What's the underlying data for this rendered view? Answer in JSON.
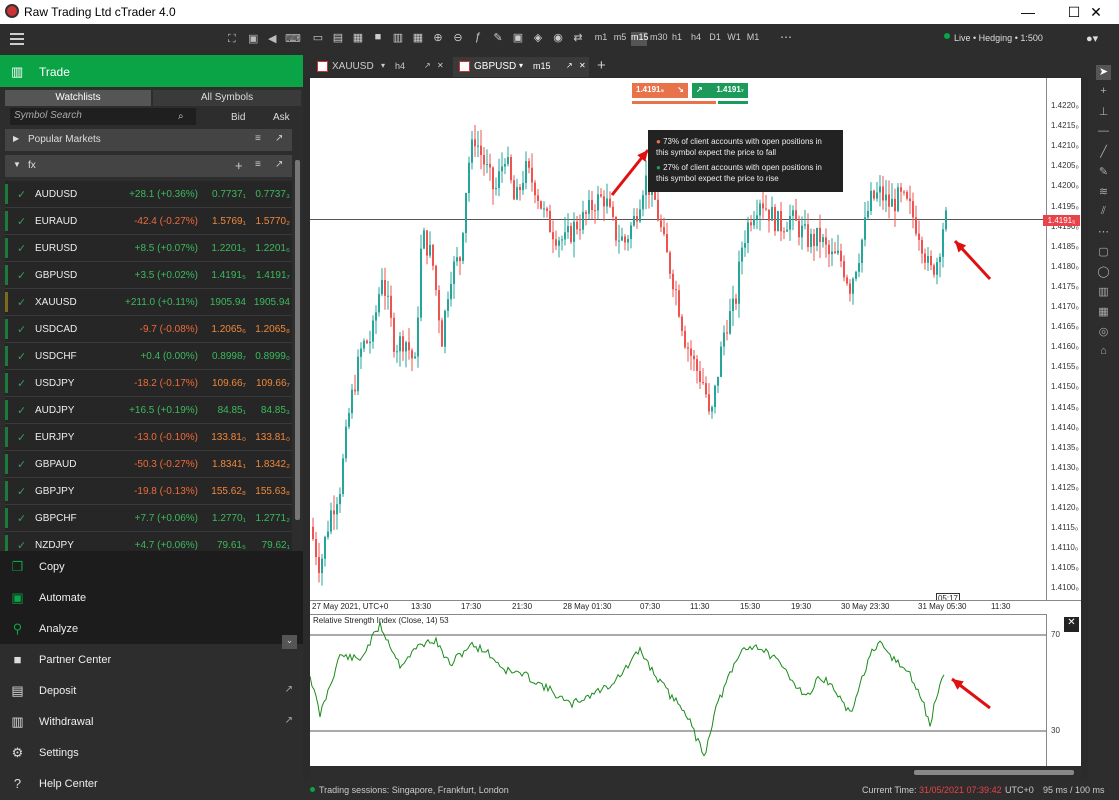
{
  "window": {
    "title": "Raw Trading Ltd cTrader 4.0",
    "minimize": "—",
    "maximize": "☐",
    "close": "✕"
  },
  "trade": {
    "title": "Trade"
  },
  "watch_tabs": [
    "Watchlists",
    "All Symbols"
  ],
  "search": {
    "placeholder": "Symbol Search",
    "bid": "Bid",
    "ask": "Ask"
  },
  "sections": {
    "popular": "Popular Markets",
    "fx": "fx"
  },
  "symbols": [
    {
      "sym": "AUDUSD",
      "chg": "+28.1 (+0.36%)",
      "bid": "0.7737₁",
      "ask": "0.7737₃",
      "dir": "g"
    },
    {
      "sym": "EURAUD",
      "chg": "-42.4 (-0.27%)",
      "bid": "1.5769₁",
      "ask": "1.5770₂",
      "dir": "r"
    },
    {
      "sym": "EURUSD",
      "chg": "+8.5 (+0.07%)",
      "bid": "1.2201₅",
      "ask": "1.2201₆",
      "dir": "g"
    },
    {
      "sym": "GBPUSD",
      "chg": "+3.5 (+0.02%)",
      "bid": "1.4191₅",
      "ask": "1.4191₇",
      "dir": "g"
    },
    {
      "sym": "XAUUSD",
      "chg": "+211.0 (+0.11%)",
      "bid": "1905.94",
      "ask": "1905.94",
      "dir": "g"
    },
    {
      "sym": "USDCAD",
      "chg": "-9.7 (-0.08%)",
      "bid": "1.2065₆",
      "ask": "1.2065₈",
      "dir": "r"
    },
    {
      "sym": "USDCHF",
      "chg": "+0.4 (0.00%)",
      "bid": "0.8998₇",
      "ask": "0.8999₀",
      "dir": "g"
    },
    {
      "sym": "USDJPY",
      "chg": "-18.2 (-0.17%)",
      "bid": "109.66₇",
      "ask": "109.66₇",
      "dir": "r"
    },
    {
      "sym": "AUDJPY",
      "chg": "+16.5 (+0.19%)",
      "bid": "84.85₁",
      "ask": "84.85₃",
      "dir": "g"
    },
    {
      "sym": "EURJPY",
      "chg": "-13.0 (-0.10%)",
      "bid": "133.81₀",
      "ask": "133.81₀",
      "dir": "r"
    },
    {
      "sym": "GBPAUD",
      "chg": "-50.3 (-0.27%)",
      "bid": "1.8341₁",
      "ask": "1.8342₂",
      "dir": "r"
    },
    {
      "sym": "GBPJPY",
      "chg": "-19.8 (-0.13%)",
      "bid": "155.62₈",
      "ask": "155.63₈",
      "dir": "r"
    },
    {
      "sym": "GBPCHF",
      "chg": "+7.7 (+0.06%)",
      "bid": "1.2770₁",
      "ask": "1.2771₂",
      "dir": "g"
    },
    {
      "sym": "NZDJPY",
      "chg": "+4.7 (+0.06%)",
      "bid": "79.61₅",
      "ask": "79.62₁",
      "dir": "g"
    }
  ],
  "menu": [
    "Copy",
    "Automate",
    "Analyze",
    "Partner Center",
    "Deposit",
    "Withdrawal",
    "Settings",
    "Help Center"
  ],
  "account": "Live • Hedging • 1:500",
  "timeframes": [
    "m1",
    "m5",
    "m15",
    "m30",
    "h1",
    "h4",
    "D1",
    "W1",
    "M1"
  ],
  "chart_tabs": [
    {
      "sym": "XAUUSD",
      "tf": "h4"
    },
    {
      "sym": "GBPUSD",
      "tf": "m15"
    }
  ],
  "quote": {
    "sell": "1.4191₅",
    "buy": "1.4191₇",
    "current": "1.4191₅"
  },
  "sentiment": [
    "73% of client accounts with open positions in this symbol expect the price to fall",
    "27% of client accounts with open positions in this symbol expect the price to rise"
  ],
  "yticks": [
    "1.4220₀",
    "1.4215₀",
    "1.4210₀",
    "1.4205₀",
    "1.4200₀",
    "1.4195₀",
    "1.4190₀",
    "1.4185₀",
    "1.4180₀",
    "1.4175₀",
    "1.4170₀",
    "1.4165₀",
    "1.4160₀",
    "1.4155₀",
    "1.4150₀",
    "1.4145₀",
    "1.4140₀",
    "1.4135₀",
    "1.4130₀",
    "1.4125₀",
    "1.4120₀",
    "1.4115₀",
    "1.4110₀",
    "1.4105₀",
    "1.4100₀"
  ],
  "xticks": [
    "27 May 2021, UTC+0",
    "13:30",
    "17:30",
    "21:30",
    "28 May 01:30",
    "07:30",
    "11:30",
    "15:30",
    "19:30",
    "30 May 23:30",
    "31 May 05:30",
    "11:30"
  ],
  "time_marker": "05:17",
  "rsi": {
    "label": "Relative Strength Index (Close, 14) 53",
    "levels": [
      "70",
      "30"
    ]
  },
  "status": {
    "sessions": "Trading sessions: Singapore, Frankfurt, London",
    "current_time_label": "Current Time:",
    "current_time": "31/05/2021 07:39:42",
    "tz": "UTC+0",
    "latency": "95 ms / 100 ms"
  }
}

====================

Aim of the exercise:
Each entry above is to be written out again unchanged, apart from the pictures, which are left out.

Problem solution:
What's the underlying data for this rendered view? Answer in JSON.
{
  "window": {
    "title": "Raw Trading Ltd cTrader 4.0",
    "minimize": "—",
    "maximize": "☐",
    "close": "✕"
  },
  "trade": {
    "title": "Trade"
  },
  "watch_tabs": [
    "Watchlists",
    "All Symbols"
  ],
  "search": {
    "placeholder": "Symbol Search",
    "bid": "Bid",
    "ask": "Ask"
  },
  "sections": {
    "popular": "Popular Markets",
    "fx": "fx"
  },
  "symbols": [
    {
      "sym": "AUDUSD",
      "chg": "+28.1 (+0.36%)",
      "bid": "0.7737₁",
      "ask": "0.7737₃",
      "dir": "g"
    },
    {
      "sym": "EURAUD",
      "chg": "-42.4 (-0.27%)",
      "bid": "1.5769₁",
      "ask": "1.5770₂",
      "dir": "r"
    },
    {
      "sym": "EURUSD",
      "chg": "+8.5 (+0.07%)",
      "bid": "1.2201₅",
      "ask": "1.2201₆",
      "dir": "g"
    },
    {
      "sym": "GBPUSD",
      "chg": "+3.5 (+0.02%)",
      "bid": "1.4191₅",
      "ask": "1.4191₇",
      "dir": "g"
    },
    {
      "sym": "XAUUSD",
      "chg": "+211.0 (+0.11%)",
      "bid": "1905.94",
      "ask": "1905.94",
      "dir": "g"
    },
    {
      "sym": "USDCAD",
      "chg": "-9.7 (-0.08%)",
      "bid": "1.2065₆",
      "ask": "1.2065₈",
      "dir": "r"
    },
    {
      "sym": "USDCHF",
      "chg": "+0.4 (0.00%)",
      "bid": "0.8998₇",
      "ask": "0.8999₀",
      "dir": "g"
    },
    {
      "sym": "USDJPY",
      "chg": "-18.2 (-0.17%)",
      "bid": "109.66₇",
      "ask": "109.66₇",
      "dir": "r"
    },
    {
      "sym": "AUDJPY",
      "chg": "+16.5 (+0.19%)",
      "bid": "84.85₁",
      "ask": "84.85₃",
      "dir": "g"
    },
    {
      "sym": "EURJPY",
      "chg": "-13.0 (-0.10%)",
      "bid": "133.81₀",
      "ask": "133.81₀",
      "dir": "r"
    },
    {
      "sym": "GBPAUD",
      "chg": "-50.3 (-0.27%)",
      "bid": "1.8341₁",
      "ask": "1.8342₂",
      "dir": "r"
    },
    {
      "sym": "GBPJPY",
      "chg": "-19.8 (-0.13%)",
      "bid": "155.62₈",
      "ask": "155.63₈",
      "dir": "r"
    },
    {
      "sym": "GBPCHF",
      "chg": "+7.7 (+0.06%)",
      "bid": "1.2770₁",
      "ask": "1.2771₂",
      "dir": "g"
    },
    {
      "sym": "NZDJPY",
      "chg": "+4.7 (+0.06%)",
      "bid": "79.61₅",
      "ask": "79.62₁",
      "dir": "g"
    }
  ],
  "menu": [
    "Copy",
    "Automate",
    "Analyze",
    "Partner Center",
    "Deposit",
    "Withdrawal",
    "Settings",
    "Help Center"
  ],
  "account": "Live • Hedging • 1:500",
  "timeframes": [
    "m1",
    "m5",
    "m15",
    "m30",
    "h1",
    "h4",
    "D1",
    "W1",
    "M1"
  ],
  "chart_tabs": [
    {
      "sym": "XAUUSD",
      "tf": "h4"
    },
    {
      "sym": "GBPUSD",
      "tf": "m15"
    }
  ],
  "quote": {
    "sell": "1.4191₅",
    "buy": "1.4191₇",
    "current": "1.4191₅"
  },
  "sentiment": [
    "73% of client accounts with open positions in this symbol expect the price to fall",
    "27% of client accounts with open positions in this symbol expect the price to rise"
  ],
  "yticks": [
    "1.4220₀",
    "1.4215₀",
    "1.4210₀",
    "1.4205₀",
    "1.4200₀",
    "1.4195₀",
    "1.4190₀",
    "1.4185₀",
    "1.4180₀",
    "1.4175₀",
    "1.4170₀",
    "1.4165₀",
    "1.4160₀",
    "1.4155₀",
    "1.4150₀",
    "1.4145₀",
    "1.4140₀",
    "1.4135₀",
    "1.4130₀",
    "1.4125₀",
    "1.4120₀",
    "1.4115₀",
    "1.4110₀",
    "1.4105₀",
    "1.4100₀"
  ],
  "xticks": [
    "27 May 2021, UTC+0",
    "13:30",
    "17:30",
    "21:30",
    "28 May 01:30",
    "07:30",
    "11:30",
    "15:30",
    "19:30",
    "30 May 23:30",
    "31 May 05:30",
    "11:30"
  ],
  "time_marker": "05:17",
  "rsi": {
    "label": "Relative Strength Index (Close, 14) 53",
    "levels": [
      "70",
      "30"
    ]
  },
  "status": {
    "sessions": "Trading sessions: Singapore, Frankfurt, London",
    "current_time_label": "Current Time:",
    "current_time": "31/05/2021 07:39:42",
    "tz": "UTC+0",
    "latency": "95 ms / 100 ms"
  }
}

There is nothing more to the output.